**WHAT TO WORK ON:**
Without the pictures, copy the entries below word for word.

**GIVEN RECORDS:**
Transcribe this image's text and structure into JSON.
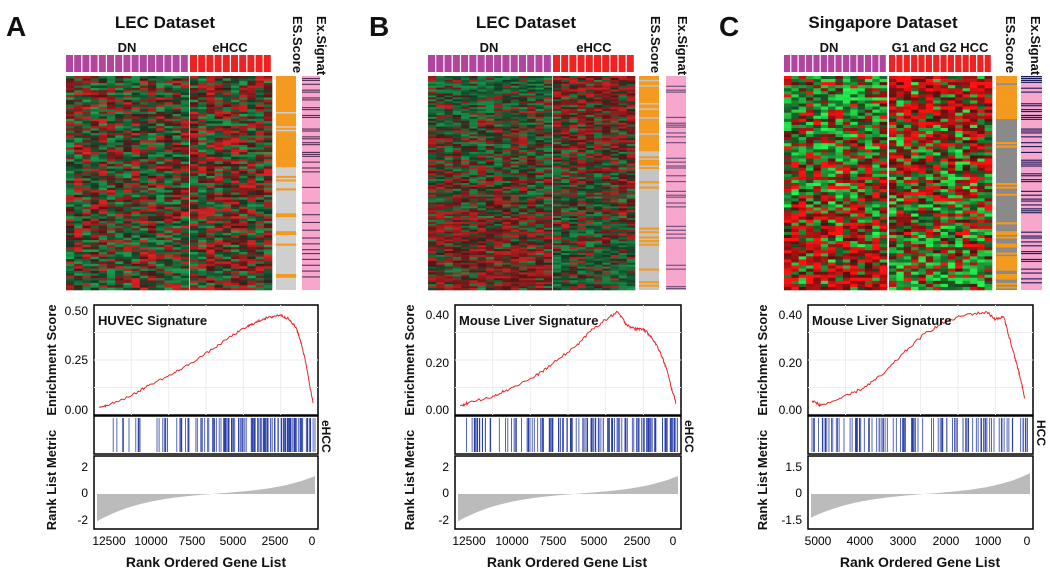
{
  "panels": [
    {
      "letter": "A",
      "dataset_title": "LEC Dataset",
      "group_left": "DN",
      "group_right": "eHCC",
      "es_column_label": "ES.Score",
      "ex_column_label": "Ex.Signat",
      "signature_label": "HUVEC Signature",
      "y_axis_es_label": "Enrichment Score",
      "y_axis_rank_label": "Rank List Metric",
      "phenotype_label": "eHCC",
      "x_axis_label": "Rank Ordered Gene List",
      "es_ticks": [
        "0.50",
        "0.25",
        "0.00"
      ],
      "rank_ticks": [
        "2",
        "0",
        "-2"
      ],
      "x_ticks": [
        "12500",
        "10000",
        "7500",
        "5000",
        "2500",
        "0"
      ]
    },
    {
      "letter": "B",
      "dataset_title": "LEC Dataset",
      "group_left": "DN",
      "group_right": "eHCC",
      "es_column_label": "ES.Score",
      "ex_column_label": "Ex.Signat",
      "signature_label": "Mouse Liver Signature",
      "y_axis_es_label": "Enrichment Score",
      "y_axis_rank_label": "Rank List Metric",
      "phenotype_label": "eHCC",
      "x_axis_label": "Rank Ordered Gene List",
      "es_ticks": [
        "0.40",
        "0.20",
        "0.00"
      ],
      "rank_ticks": [
        "2",
        "0",
        "-2"
      ],
      "x_ticks": [
        "12500",
        "10000",
        "7500",
        "5000",
        "2500",
        "0"
      ]
    },
    {
      "letter": "C",
      "dataset_title": "Singapore Dataset",
      "group_left": "DN",
      "group_right": "G1 and G2 HCC",
      "es_column_label": "ES.Score",
      "ex_column_label": "Ex.Signat",
      "signature_label": "Mouse Liver Signature",
      "y_axis_es_label": "Enrichment Score",
      "y_axis_rank_label": "Rank List Metric",
      "phenotype_label": "HCC",
      "x_axis_label": "Rank Ordered Gene List",
      "es_ticks": [
        "0.40",
        "0.20",
        "0.00"
      ],
      "rank_ticks": [
        "1.5",
        "0",
        "-1.5"
      ],
      "x_ticks": [
        "5000",
        "4000",
        "3000",
        "2000",
        "1000",
        "0"
      ]
    }
  ],
  "chart_data": [
    {
      "type": "line",
      "panel": "A",
      "title": "HUVEC Signature",
      "xlabel": "Rank Ordered Gene List",
      "ylabel": "Enrichment Score",
      "x": [
        13000,
        12500,
        11000,
        10000,
        8500,
        7500,
        6000,
        5000,
        4000,
        3500,
        3000,
        2500,
        2000,
        1500,
        1000,
        700,
        400,
        200,
        0
      ],
      "y": [
        0.01,
        0.02,
        0.07,
        0.12,
        0.18,
        0.23,
        0.31,
        0.37,
        0.42,
        0.44,
        0.46,
        0.47,
        0.48,
        0.46,
        0.41,
        0.33,
        0.22,
        0.12,
        0.03
      ],
      "xlim": [
        13300,
        -300
      ],
      "ylim": [
        -0.03,
        0.53
      ],
      "colors": {
        "line": "#e8282a",
        "hits": "#2a3fa8",
        "metric": "#bbbbbb"
      }
    },
    {
      "type": "line",
      "panel": "B",
      "title": "Mouse Liver Signature",
      "xlabel": "Rank Ordered Gene List",
      "ylabel": "Enrichment Score",
      "x": [
        13000,
        12500,
        11000,
        10000,
        8500,
        7500,
        6000,
        5000,
        4000,
        3500,
        3000,
        2500,
        2000,
        1500,
        1000,
        600,
        300,
        0
      ],
      "y": [
        0.01,
        0.02,
        0.05,
        0.08,
        0.13,
        0.18,
        0.26,
        0.33,
        0.38,
        0.4,
        0.35,
        0.33,
        0.33,
        0.3,
        0.24,
        0.17,
        0.09,
        0.02
      ],
      "xlim": [
        13300,
        -300
      ],
      "ylim": [
        -0.03,
        0.43
      ],
      "colors": {
        "line": "#e8282a",
        "hits": "#2a3fa8",
        "metric": "#bbbbbb"
      }
    },
    {
      "type": "line",
      "panel": "C",
      "title": "Mouse Liver Signature",
      "xlabel": "Rank Ordered Gene List",
      "ylabel": "Enrichment Score",
      "x": [
        5200,
        5000,
        4500,
        4000,
        3500,
        3000,
        2500,
        2000,
        1500,
        1000,
        800,
        600,
        400,
        300,
        200,
        100
      ],
      "y": [
        0.03,
        0.01,
        0.04,
        0.08,
        0.14,
        0.23,
        0.31,
        0.36,
        0.39,
        0.4,
        0.37,
        0.38,
        0.25,
        0.19,
        0.12,
        0.04
      ],
      "xlim": [
        5300,
        -100
      ],
      "ylim": [
        -0.03,
        0.43
      ],
      "colors": {
        "line": "#e8282a",
        "hits": "#2a3fa8",
        "metric": "#bbbbbb"
      }
    }
  ]
}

**FINAL ANSWER:**
Transcribe this image's text and structure into JSON.
{
  "panels": [
    {
      "letter": "A",
      "dataset_title": "LEC Dataset",
      "group_left": "DN",
      "group_right": "eHCC",
      "es_column_label": "ES.Score",
      "ex_column_label": "Ex.Signat",
      "signature_label": "HUVEC Signature",
      "y_axis_es_label": "Enrichment Score",
      "y_axis_rank_label": "Rank List Metric",
      "phenotype_label": "eHCC",
      "x_axis_label": "Rank Ordered Gene List",
      "es_ticks": [
        "0.50",
        "0.25",
        "0.00"
      ],
      "rank_ticks": [
        "2",
        "0",
        "-2"
      ],
      "x_ticks": [
        "12500",
        "10000",
        "7500",
        "5000",
        "2500",
        "0"
      ]
    },
    {
      "letter": "B",
      "dataset_title": "LEC Dataset",
      "group_left": "DN",
      "group_right": "eHCC",
      "es_column_label": "ES.Score",
      "ex_column_label": "Ex.Signat",
      "signature_label": "Mouse Liver Signature",
      "y_axis_es_label": "Enrichment Score",
      "y_axis_rank_label": "Rank List Metric",
      "phenotype_label": "eHCC",
      "x_axis_label": "Rank Ordered Gene List",
      "es_ticks": [
        "0.40",
        "0.20",
        "0.00"
      ],
      "rank_ticks": [
        "2",
        "0",
        "-2"
      ],
      "x_ticks": [
        "12500",
        "10000",
        "7500",
        "5000",
        "2500",
        "0"
      ]
    },
    {
      "letter": "C",
      "dataset_title": "Singapore Dataset",
      "group_left": "DN",
      "group_right": "G1 and G2 HCC",
      "es_column_label": "ES.Score",
      "ex_column_label": "Ex.Signat",
      "signature_label": "Mouse Liver Signature",
      "y_axis_es_label": "Enrichment Score",
      "y_axis_rank_label": "Rank List Metric",
      "phenotype_label": "HCC",
      "x_axis_label": "Rank Ordered Gene List",
      "es_ticks": [
        "0.40",
        "0.20",
        "0.00"
      ],
      "rank_ticks": [
        "1.5",
        "0",
        "-1.5"
      ],
      "x_ticks": [
        "5000",
        "4000",
        "3000",
        "2000",
        "1000",
        "0"
      ]
    }
  ],
  "chart_data": [
    {
      "type": "line",
      "panel": "A",
      "title": "HUVEC Signature",
      "xlabel": "Rank Ordered Gene List",
      "ylabel": "Enrichment Score",
      "x": [
        13000,
        12500,
        11000,
        10000,
        8500,
        7500,
        6000,
        5000,
        4000,
        3500,
        3000,
        2500,
        2000,
        1500,
        1000,
        700,
        400,
        200,
        0
      ],
      "y": [
        0.01,
        0.02,
        0.07,
        0.12,
        0.18,
        0.23,
        0.31,
        0.37,
        0.42,
        0.44,
        0.46,
        0.47,
        0.48,
        0.46,
        0.41,
        0.33,
        0.22,
        0.12,
        0.03
      ],
      "xlim": [
        13300,
        -300
      ],
      "ylim": [
        -0.03,
        0.53
      ],
      "colors": {
        "line": "#e8282a",
        "hits": "#2a3fa8",
        "metric": "#bbbbbb"
      }
    },
    {
      "type": "line",
      "panel": "B",
      "title": "Mouse Liver Signature",
      "xlabel": "Rank Ordered Gene List",
      "ylabel": "Enrichment Score",
      "x": [
        13000,
        12500,
        11000,
        10000,
        8500,
        7500,
        6000,
        5000,
        4000,
        3500,
        3000,
        2500,
        2000,
        1500,
        1000,
        600,
        300,
        0
      ],
      "y": [
        0.01,
        0.02,
        0.05,
        0.08,
        0.13,
        0.18,
        0.26,
        0.33,
        0.38,
        0.4,
        0.35,
        0.33,
        0.33,
        0.3,
        0.24,
        0.17,
        0.09,
        0.02
      ],
      "xlim": [
        13300,
        -300
      ],
      "ylim": [
        -0.03,
        0.43
      ],
      "colors": {
        "line": "#e8282a",
        "hits": "#2a3fa8",
        "metric": "#bbbbbb"
      }
    },
    {
      "type": "line",
      "panel": "C",
      "title": "Mouse Liver Signature",
      "xlabel": "Rank Ordered Gene List",
      "ylabel": "Enrichment Score",
      "x": [
        5200,
        5000,
        4500,
        4000,
        3500,
        3000,
        2500,
        2000,
        1500,
        1000,
        800,
        600,
        400,
        300,
        200,
        100
      ],
      "y": [
        0.03,
        0.01,
        0.04,
        0.08,
        0.14,
        0.23,
        0.31,
        0.36,
        0.39,
        0.4,
        0.37,
        0.38,
        0.25,
        0.19,
        0.12,
        0.04
      ],
      "xlim": [
        5300,
        -100
      ],
      "ylim": [
        -0.03,
        0.43
      ],
      "colors": {
        "line": "#e8282a",
        "hits": "#2a3fa8",
        "metric": "#bbbbbb"
      }
    }
  ]
}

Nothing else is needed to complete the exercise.